Copy all lines that contain the word "barbs".
[begin Listed entries]
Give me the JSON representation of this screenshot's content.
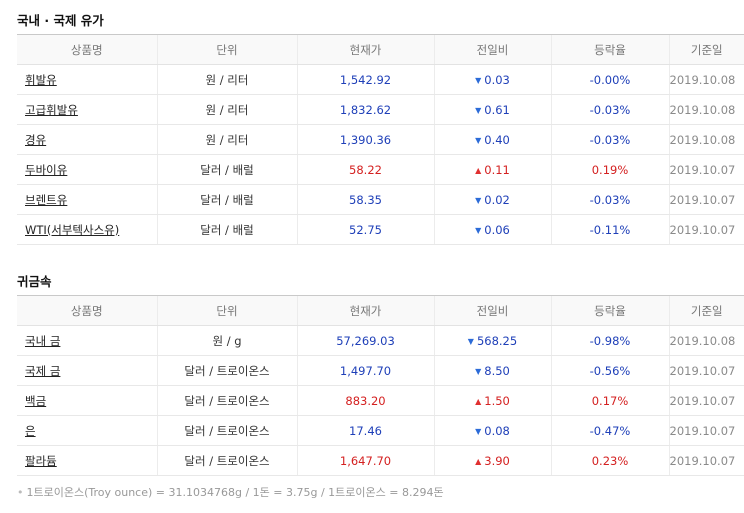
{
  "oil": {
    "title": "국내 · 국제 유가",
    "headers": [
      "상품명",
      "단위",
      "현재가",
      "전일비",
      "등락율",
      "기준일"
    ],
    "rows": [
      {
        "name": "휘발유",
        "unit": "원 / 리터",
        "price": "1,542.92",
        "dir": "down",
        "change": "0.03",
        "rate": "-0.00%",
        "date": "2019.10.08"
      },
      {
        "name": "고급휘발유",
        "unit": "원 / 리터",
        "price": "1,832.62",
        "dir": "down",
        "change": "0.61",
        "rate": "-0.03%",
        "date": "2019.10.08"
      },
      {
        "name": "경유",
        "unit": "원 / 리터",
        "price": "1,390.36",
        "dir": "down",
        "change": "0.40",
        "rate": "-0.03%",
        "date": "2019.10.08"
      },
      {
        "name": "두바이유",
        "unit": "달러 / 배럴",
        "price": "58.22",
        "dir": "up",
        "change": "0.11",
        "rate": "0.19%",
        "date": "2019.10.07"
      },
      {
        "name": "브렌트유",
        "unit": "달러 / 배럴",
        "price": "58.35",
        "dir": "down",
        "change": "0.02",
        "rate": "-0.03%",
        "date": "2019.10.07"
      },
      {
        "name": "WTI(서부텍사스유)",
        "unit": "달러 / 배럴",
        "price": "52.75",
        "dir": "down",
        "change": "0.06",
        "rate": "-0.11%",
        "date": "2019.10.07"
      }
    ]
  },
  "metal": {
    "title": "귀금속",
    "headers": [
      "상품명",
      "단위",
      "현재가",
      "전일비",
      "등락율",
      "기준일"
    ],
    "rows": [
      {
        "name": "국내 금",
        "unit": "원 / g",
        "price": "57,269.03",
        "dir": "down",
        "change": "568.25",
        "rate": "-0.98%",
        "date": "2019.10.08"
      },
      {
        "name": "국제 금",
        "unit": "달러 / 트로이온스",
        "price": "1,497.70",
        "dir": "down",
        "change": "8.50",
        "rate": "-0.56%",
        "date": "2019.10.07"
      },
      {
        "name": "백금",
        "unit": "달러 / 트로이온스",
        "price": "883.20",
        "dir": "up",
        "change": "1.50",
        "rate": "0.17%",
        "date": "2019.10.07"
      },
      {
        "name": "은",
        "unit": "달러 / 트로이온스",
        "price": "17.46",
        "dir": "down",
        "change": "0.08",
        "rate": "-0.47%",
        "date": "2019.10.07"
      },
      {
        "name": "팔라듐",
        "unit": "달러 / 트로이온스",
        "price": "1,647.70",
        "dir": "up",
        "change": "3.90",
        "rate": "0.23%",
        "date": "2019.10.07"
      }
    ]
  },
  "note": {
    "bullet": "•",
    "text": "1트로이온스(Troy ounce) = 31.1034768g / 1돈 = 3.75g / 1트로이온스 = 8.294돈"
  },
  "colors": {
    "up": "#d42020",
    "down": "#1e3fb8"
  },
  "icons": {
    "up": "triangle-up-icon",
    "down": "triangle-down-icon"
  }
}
[end Listed entries]
[begin Listed entries]
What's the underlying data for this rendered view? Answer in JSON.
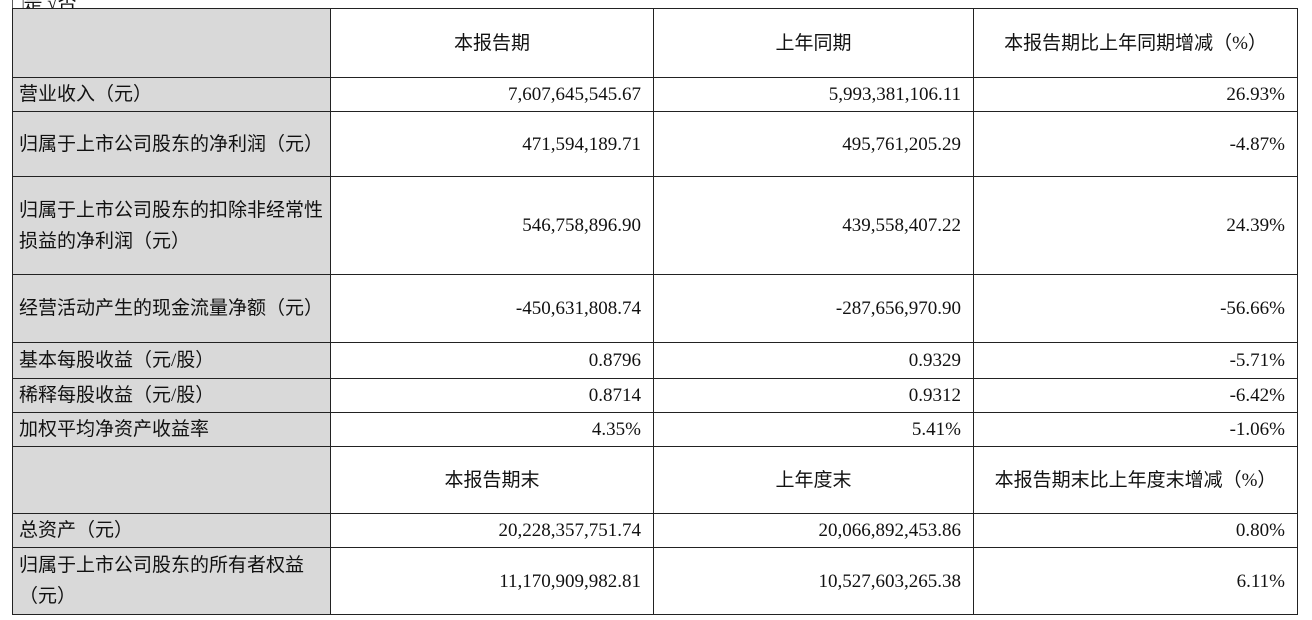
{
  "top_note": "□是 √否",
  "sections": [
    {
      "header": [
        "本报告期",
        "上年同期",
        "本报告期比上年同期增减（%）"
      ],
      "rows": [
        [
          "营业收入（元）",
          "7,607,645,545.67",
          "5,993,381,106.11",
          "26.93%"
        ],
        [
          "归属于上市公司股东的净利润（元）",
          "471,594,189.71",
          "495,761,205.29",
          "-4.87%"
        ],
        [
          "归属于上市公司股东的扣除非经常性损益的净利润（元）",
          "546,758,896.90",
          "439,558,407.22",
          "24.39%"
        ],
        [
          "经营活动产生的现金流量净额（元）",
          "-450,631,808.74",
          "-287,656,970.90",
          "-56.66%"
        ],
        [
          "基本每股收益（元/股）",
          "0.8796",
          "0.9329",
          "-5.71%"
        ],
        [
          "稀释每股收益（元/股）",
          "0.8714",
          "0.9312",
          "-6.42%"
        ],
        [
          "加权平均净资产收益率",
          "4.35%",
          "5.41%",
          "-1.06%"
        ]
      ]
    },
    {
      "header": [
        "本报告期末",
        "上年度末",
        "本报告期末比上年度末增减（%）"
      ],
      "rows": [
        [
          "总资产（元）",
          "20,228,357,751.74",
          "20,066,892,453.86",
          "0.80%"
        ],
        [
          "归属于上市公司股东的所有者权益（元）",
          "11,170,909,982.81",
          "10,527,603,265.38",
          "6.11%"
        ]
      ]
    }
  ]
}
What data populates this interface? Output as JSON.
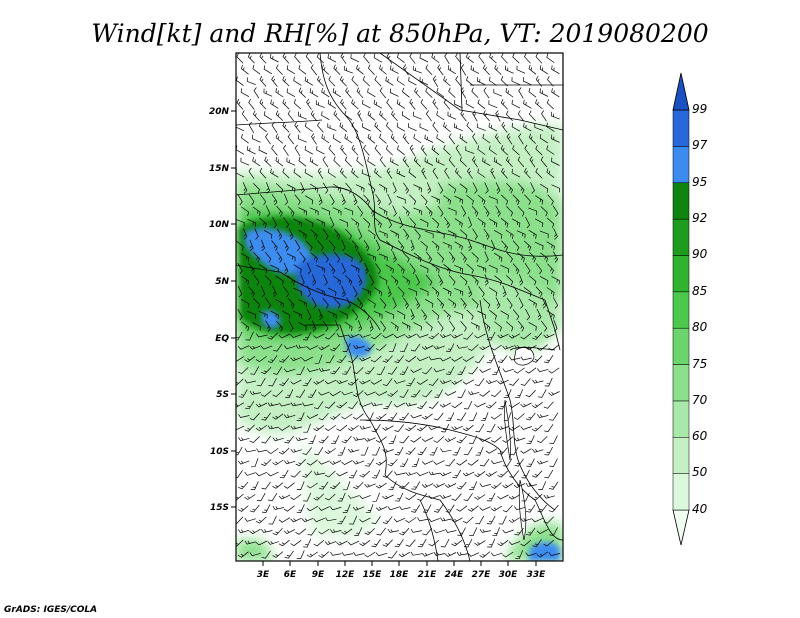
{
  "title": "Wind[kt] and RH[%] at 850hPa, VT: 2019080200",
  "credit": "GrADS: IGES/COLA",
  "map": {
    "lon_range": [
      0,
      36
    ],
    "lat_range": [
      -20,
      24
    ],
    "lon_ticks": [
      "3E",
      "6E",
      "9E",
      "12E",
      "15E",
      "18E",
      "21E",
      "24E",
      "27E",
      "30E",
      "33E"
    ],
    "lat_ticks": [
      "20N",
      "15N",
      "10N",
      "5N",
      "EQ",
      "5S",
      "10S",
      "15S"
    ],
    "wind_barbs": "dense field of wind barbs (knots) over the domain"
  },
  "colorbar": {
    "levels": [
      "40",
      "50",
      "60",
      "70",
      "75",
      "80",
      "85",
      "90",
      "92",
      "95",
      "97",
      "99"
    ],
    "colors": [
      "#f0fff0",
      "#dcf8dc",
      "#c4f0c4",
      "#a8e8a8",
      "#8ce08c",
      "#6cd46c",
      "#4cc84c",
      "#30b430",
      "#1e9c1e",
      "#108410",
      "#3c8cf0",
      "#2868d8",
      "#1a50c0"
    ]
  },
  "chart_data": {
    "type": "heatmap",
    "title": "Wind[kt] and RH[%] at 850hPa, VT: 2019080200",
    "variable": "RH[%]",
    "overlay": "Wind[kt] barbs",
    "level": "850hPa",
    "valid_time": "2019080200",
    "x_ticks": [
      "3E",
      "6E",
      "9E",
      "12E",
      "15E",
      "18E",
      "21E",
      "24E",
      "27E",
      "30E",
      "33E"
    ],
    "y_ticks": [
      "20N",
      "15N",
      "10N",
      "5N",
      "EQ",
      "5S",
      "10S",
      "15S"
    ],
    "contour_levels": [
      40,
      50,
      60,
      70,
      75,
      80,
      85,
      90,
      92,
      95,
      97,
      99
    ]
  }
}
[end Listed entries]
[begin Listed entries]
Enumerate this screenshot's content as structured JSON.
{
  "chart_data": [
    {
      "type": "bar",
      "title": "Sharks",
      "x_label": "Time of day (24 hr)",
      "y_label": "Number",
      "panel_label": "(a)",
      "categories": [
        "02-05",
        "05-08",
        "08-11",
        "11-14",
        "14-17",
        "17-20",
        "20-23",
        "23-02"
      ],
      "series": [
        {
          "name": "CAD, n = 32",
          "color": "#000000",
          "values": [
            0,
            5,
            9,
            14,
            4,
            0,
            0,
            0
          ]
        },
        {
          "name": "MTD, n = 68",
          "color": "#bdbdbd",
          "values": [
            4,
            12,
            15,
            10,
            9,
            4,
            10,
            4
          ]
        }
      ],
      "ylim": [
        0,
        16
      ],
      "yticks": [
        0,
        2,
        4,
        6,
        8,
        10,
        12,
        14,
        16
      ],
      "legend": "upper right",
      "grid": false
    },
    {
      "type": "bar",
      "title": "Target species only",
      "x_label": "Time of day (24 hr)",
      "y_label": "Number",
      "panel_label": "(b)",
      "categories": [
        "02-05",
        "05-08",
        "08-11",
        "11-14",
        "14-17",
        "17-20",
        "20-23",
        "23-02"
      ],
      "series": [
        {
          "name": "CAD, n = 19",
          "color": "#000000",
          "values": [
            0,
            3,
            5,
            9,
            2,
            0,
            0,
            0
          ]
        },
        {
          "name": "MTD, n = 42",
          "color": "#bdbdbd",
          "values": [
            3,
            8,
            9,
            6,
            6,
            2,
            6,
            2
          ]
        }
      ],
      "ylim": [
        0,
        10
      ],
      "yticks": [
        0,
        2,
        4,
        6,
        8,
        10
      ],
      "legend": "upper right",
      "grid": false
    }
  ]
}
[end Listed entries]
* _Correct output_
    "wind_barbs": "dense field of wind barbs (knots) over the domain"
    "overlay": "Wind[kt] barbs",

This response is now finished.